**AIM OF THE TASK**
Reproduce the records below verbatim, from the line with "decompose this screenshot" up to and including the line with "tab-active-indicator [81, 94, 151, 97]", leaving out the pictures.

## Begin RECORDS TO USE

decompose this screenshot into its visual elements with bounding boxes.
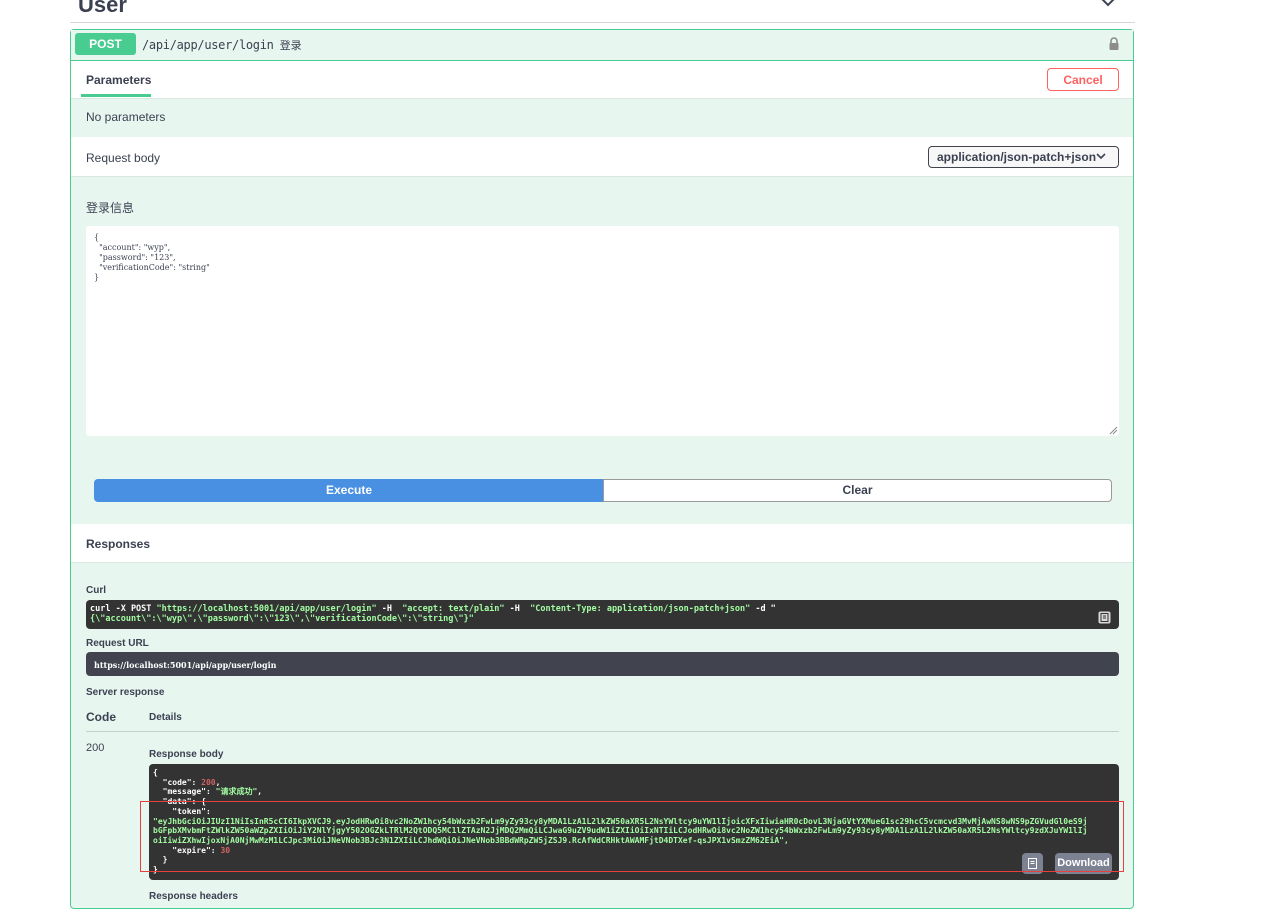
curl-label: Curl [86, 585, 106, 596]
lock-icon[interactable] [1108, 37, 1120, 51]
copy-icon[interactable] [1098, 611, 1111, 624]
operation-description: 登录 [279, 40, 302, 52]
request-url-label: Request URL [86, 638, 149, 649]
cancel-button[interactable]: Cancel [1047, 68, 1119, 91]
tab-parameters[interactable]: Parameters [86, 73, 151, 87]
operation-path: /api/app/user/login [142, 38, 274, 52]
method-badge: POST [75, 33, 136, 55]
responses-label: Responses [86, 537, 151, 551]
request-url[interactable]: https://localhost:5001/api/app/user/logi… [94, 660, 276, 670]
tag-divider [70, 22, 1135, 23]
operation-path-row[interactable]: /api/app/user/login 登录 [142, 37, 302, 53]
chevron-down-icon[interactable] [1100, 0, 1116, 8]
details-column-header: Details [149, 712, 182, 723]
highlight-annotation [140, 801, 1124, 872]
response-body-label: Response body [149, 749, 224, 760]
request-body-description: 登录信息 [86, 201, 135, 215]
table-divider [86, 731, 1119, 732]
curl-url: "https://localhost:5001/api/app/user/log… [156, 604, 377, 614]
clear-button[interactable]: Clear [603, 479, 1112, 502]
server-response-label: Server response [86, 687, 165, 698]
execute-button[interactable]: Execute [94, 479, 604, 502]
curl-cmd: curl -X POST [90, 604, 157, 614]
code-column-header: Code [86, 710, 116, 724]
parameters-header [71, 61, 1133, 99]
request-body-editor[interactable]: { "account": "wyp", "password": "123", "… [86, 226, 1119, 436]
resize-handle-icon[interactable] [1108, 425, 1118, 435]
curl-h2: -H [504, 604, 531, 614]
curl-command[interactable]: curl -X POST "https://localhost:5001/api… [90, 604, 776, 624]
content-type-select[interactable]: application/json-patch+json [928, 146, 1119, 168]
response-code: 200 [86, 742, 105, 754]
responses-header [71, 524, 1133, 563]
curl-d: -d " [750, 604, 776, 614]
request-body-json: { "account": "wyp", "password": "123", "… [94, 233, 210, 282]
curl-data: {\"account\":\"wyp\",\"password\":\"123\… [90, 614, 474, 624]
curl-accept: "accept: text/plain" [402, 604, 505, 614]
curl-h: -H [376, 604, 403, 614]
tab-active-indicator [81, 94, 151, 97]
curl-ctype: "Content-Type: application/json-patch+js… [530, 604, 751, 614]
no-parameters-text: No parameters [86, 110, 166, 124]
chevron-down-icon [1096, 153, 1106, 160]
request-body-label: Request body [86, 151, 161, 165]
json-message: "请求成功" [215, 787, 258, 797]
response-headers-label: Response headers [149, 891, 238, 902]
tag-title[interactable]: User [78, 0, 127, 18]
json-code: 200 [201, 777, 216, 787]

## End RECORDS TO USE
## Begin RECORDS TO USE

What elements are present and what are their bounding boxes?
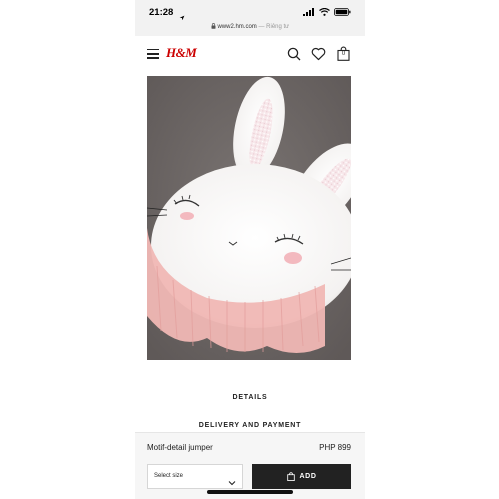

## End RECORDS TO USE

**ANSWER FOR THE TASK**
decompose this screenshot into its visual elements with bounding boxes.
curl-label: Curl [86, 585, 106, 596]
lock-icon[interactable] [1108, 37, 1120, 51]
copy-icon[interactable] [1098, 611, 1111, 624]
operation-description: 登录 [279, 40, 302, 52]
request-url-label: Request URL [86, 638, 149, 649]
cancel-button[interactable]: Cancel [1047, 68, 1119, 91]
tab-parameters[interactable]: Parameters [86, 73, 151, 87]
operation-path: /api/app/user/login [142, 38, 274, 52]
method-badge: POST [75, 33, 136, 55]
responses-label: Responses [86, 537, 151, 551]
request-url[interactable]: https://localhost:5001/api/app/user/logi… [94, 660, 276, 670]
tag-divider [70, 22, 1135, 23]
operation-path-row[interactable]: /api/app/user/login 登录 [142, 37, 302, 53]
chevron-down-icon[interactable] [1100, 0, 1116, 8]
details-column-header: Details [149, 712, 182, 723]
highlight-annotation [140, 801, 1124, 872]
response-body-label: Response body [149, 749, 224, 760]
request-body-description: 登录信息 [86, 201, 135, 215]
table-divider [86, 731, 1119, 732]
curl-url: "https://localhost:5001/api/app/user/log… [156, 604, 377, 614]
clear-button[interactable]: Clear [603, 479, 1112, 502]
server-response-label: Server response [86, 687, 165, 698]
execute-button[interactable]: Execute [94, 479, 604, 502]
curl-cmd: curl -X POST [90, 604, 157, 614]
code-column-header: Code [86, 710, 116, 724]
parameters-header [71, 61, 1133, 99]
request-body-editor[interactable]: { "account": "wyp", "password": "123", "… [86, 226, 1119, 436]
resize-handle-icon[interactable] [1108, 425, 1118, 435]
curl-h2: -H [504, 604, 531, 614]
curl-command[interactable]: curl -X POST "https://localhost:5001/api… [90, 604, 776, 624]
content-type-select[interactable]: application/json-patch+json [928, 146, 1119, 168]
response-code: 200 [86, 742, 105, 754]
responses-header [71, 524, 1133, 563]
curl-d: -d " [750, 604, 776, 614]
request-body-json: { "account": "wyp", "password": "123", "… [94, 233, 210, 282]
curl-data: {\"account\":\"wyp\",\"password\":\"123\… [90, 614, 474, 624]
curl-accept: "accept: text/plain" [402, 604, 505, 614]
curl-h: -H [376, 604, 403, 614]
tab-active-indicator [81, 94, 151, 97]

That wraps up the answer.